Give a verbatim quotation of every record.
--------------------
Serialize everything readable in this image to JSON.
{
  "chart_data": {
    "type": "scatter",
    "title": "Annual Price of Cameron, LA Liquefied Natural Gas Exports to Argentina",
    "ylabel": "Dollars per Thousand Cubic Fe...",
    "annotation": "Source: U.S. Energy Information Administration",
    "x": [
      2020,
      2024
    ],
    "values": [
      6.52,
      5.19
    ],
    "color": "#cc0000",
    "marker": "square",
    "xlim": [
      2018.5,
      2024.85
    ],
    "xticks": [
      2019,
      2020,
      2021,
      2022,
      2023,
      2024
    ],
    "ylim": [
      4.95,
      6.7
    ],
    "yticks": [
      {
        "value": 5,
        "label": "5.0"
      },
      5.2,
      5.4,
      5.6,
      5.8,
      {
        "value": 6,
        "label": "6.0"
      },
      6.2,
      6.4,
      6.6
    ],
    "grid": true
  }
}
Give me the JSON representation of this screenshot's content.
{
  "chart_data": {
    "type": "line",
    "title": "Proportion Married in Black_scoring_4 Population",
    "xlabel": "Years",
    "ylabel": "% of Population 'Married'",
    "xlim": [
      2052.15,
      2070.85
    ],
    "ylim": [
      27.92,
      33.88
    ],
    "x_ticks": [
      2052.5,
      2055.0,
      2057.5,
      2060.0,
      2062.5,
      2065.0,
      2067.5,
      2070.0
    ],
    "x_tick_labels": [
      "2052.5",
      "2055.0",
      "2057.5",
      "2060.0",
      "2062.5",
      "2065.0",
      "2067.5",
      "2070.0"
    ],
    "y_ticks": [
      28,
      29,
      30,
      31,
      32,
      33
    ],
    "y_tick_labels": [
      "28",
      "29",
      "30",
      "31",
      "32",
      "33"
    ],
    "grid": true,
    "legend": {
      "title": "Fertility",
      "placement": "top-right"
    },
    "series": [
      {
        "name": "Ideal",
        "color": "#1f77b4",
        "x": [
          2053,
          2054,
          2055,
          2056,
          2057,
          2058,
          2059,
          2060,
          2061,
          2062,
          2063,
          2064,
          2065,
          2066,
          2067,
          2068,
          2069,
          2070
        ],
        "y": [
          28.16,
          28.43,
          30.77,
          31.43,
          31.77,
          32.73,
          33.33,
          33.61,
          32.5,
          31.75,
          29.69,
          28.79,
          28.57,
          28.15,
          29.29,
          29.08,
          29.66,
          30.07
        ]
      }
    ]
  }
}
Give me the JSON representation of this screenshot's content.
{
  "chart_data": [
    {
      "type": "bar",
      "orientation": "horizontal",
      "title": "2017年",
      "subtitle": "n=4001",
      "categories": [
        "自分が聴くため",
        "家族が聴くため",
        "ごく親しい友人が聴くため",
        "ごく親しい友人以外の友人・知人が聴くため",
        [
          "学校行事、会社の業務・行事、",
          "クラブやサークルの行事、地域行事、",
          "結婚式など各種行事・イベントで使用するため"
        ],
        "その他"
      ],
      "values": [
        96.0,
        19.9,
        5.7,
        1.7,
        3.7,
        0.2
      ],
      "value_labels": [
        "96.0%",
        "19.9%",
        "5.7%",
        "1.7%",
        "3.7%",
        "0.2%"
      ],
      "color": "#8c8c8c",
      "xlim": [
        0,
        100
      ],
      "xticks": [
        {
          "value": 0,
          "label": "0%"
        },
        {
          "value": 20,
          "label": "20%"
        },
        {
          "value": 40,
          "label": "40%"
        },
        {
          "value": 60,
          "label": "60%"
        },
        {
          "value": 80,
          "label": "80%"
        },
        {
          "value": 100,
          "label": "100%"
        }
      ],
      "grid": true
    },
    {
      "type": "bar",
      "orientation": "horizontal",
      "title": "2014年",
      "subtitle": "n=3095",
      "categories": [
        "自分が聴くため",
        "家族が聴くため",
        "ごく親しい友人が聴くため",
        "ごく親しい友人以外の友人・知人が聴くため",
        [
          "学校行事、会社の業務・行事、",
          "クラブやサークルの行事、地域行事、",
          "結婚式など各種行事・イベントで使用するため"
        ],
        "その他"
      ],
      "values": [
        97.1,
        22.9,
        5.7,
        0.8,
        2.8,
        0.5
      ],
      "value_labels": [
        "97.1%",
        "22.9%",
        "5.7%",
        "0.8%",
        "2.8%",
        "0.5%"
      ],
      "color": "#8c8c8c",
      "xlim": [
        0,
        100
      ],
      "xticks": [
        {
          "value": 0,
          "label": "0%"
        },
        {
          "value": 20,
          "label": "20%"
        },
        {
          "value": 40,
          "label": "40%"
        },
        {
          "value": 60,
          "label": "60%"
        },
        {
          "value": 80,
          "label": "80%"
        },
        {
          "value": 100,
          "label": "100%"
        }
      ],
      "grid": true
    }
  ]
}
--------------------
_Output for this task_:
Serialize everything readable in this image to JSON.
{
  "chart_data": {
    "type": "scatter",
    "title": "Annual Price of Cameron, LA Liquefied Natural Gas Exports to Argentina",
    "ylabel": "Dollars per Thousand Cubic Fe...",
    "annotation": "Source: U.S. Energy Information Administration",
    "x": [
      2020,
      2024
    ],
    "values": [
      6.52,
      5.19
    ],
    "color": "#cc0000",
    "marker": "square",
    "xlim": [
      2018.5,
      2024.85
    ],
    "xticks": [
      2019,
      2020,
      2021,
      2022,
      2023,
      2024
    ],
    "ylim": [
      4.95,
      6.7
    ],
    "yticks": [
      {
        "value": 5,
        "label": "5.0"
      },
      5.2,
      5.4,
      5.6,
      5.8,
      {
        "value": 6,
        "label": "6.0"
      },
      6.2,
      6.4,
      6.6
    ],
    "grid": true
  }
}
Give me the JSON representation of this screenshot's content.
{
  "chart_data": {
    "type": "line",
    "title": "Proportion Married in Black_scoring_4 Population",
    "xlabel": "Years",
    "ylabel": "% of Population 'Married'",
    "xlim": [
      2052.15,
      2070.85
    ],
    "ylim": [
      27.92,
      33.88
    ],
    "x_ticks": [
      2052.5,
      2055.0,
      2057.5,
      2060.0,
      2062.5,
      2065.0,
      2067.5,
      2070.0
    ],
    "x_tick_labels": [
      "2052.5",
      "2055.0",
      "2057.5",
      "2060.0",
      "2062.5",
      "2065.0",
      "2067.5",
      "2070.0"
    ],
    "y_ticks": [
      28,
      29,
      30,
      31,
      32,
      33
    ],
    "y_tick_labels": [
      "28",
      "29",
      "30",
      "31",
      "32",
      "33"
    ],
    "grid": true,
    "legend": {
      "title": "Fertility",
      "placement": "top-right"
    },
    "series": [
      {
        "name": "Ideal",
        "color": "#1f77b4",
        "x": [
          2053,
          2054,
          2055,
          2056,
          2057,
          2058,
          2059,
          2060,
          2061,
          2062,
          2063,
          2064,
          2065,
          2066,
          2067,
          2068,
          2069,
          2070
        ],
        "y": [
          28.16,
          28.43,
          30.77,
          31.43,
          31.77,
          32.73,
          33.33,
          33.61,
          32.5,
          31.75,
          29.69,
          28.79,
          28.57,
          28.15,
          29.29,
          29.08,
          29.66,
          30.07
        ]
      }
    ]
  }
}
Give me the JSON representation of this screenshot's content.
{
  "chart_data": [
    {
      "type": "bar",
      "orientation": "horizontal",
      "title": "2017年",
      "subtitle": "n=4001",
      "categories": [
        "自分が聴くため",
        "家族が聴くため",
        "ごく親しい友人が聴くため",
        "ごく親しい友人以外の友人・知人が聴くため",
        [
          "学校行事、会社の業務・行事、",
          "クラブやサークルの行事、地域行事、",
          "結婚式など各種行事・イベントで使用するため"
        ],
        "その他"
      ],
      "values": [
        96.0,
        19.9,
        5.7,
        1.7,
        3.7,
        0.2
      ],
      "value_labels": [
        "96.0%",
        "19.9%",
        "5.7%",
        "1.7%",
        "3.7%",
        "0.2%"
      ],
      "color": "#8c8c8c",
      "xlim": [
        0,
        100
      ],
      "xticks": [
        {
          "value": 0,
          "label": "0%"
        },
        {
          "value": 20,
          "label": "20%"
        },
        {
          "value": 40,
          "label": "40%"
        },
        {
          "value": 60,
          "label": "60%"
        },
        {
          "value": 80,
          "label": "80%"
        },
        {
          "value": 100,
          "label": "100%"
        }
      ],
      "grid": true
    },
    {
      "type": "bar",
      "orientation": "horizontal",
      "title": "2014年",
      "subtitle": "n=3095",
      "categories": [
        "自分が聴くため",
        "家族が聴くため",
        "ごく親しい友人が聴くため",
        "ごく親しい友人以外の友人・知人が聴くため",
        [
          "学校行事、会社の業務・行事、",
          "クラブやサークルの行事、地域行事、",
          "結婚式など各種行事・イベントで使用するため"
        ],
        "その他"
      ],
      "values": [
        97.1,
        22.9,
        5.7,
        0.8,
        2.8,
        0.5
      ],
      "value_labels": [
        "97.1%",
        "22.9%",
        "5.7%",
        "0.8%",
        "2.8%",
        "0.5%"
      ],
      "color": "#8c8c8c",
      "xlim": [
        0,
        100
      ],
      "xticks": [
        {
          "value": 0,
          "label": "0%"
        },
        {
          "value": 20,
          "label": "20%"
        },
        {
          "value": 40,
          "label": "40%"
        },
        {
          "value": 60,
          "label": "60%"
        },
        {
          "value": 80,
          "label": "80%"
        },
        {
          "value": 100,
          "label": "100%"
        }
      ],
      "grid": true
    }
  ]
}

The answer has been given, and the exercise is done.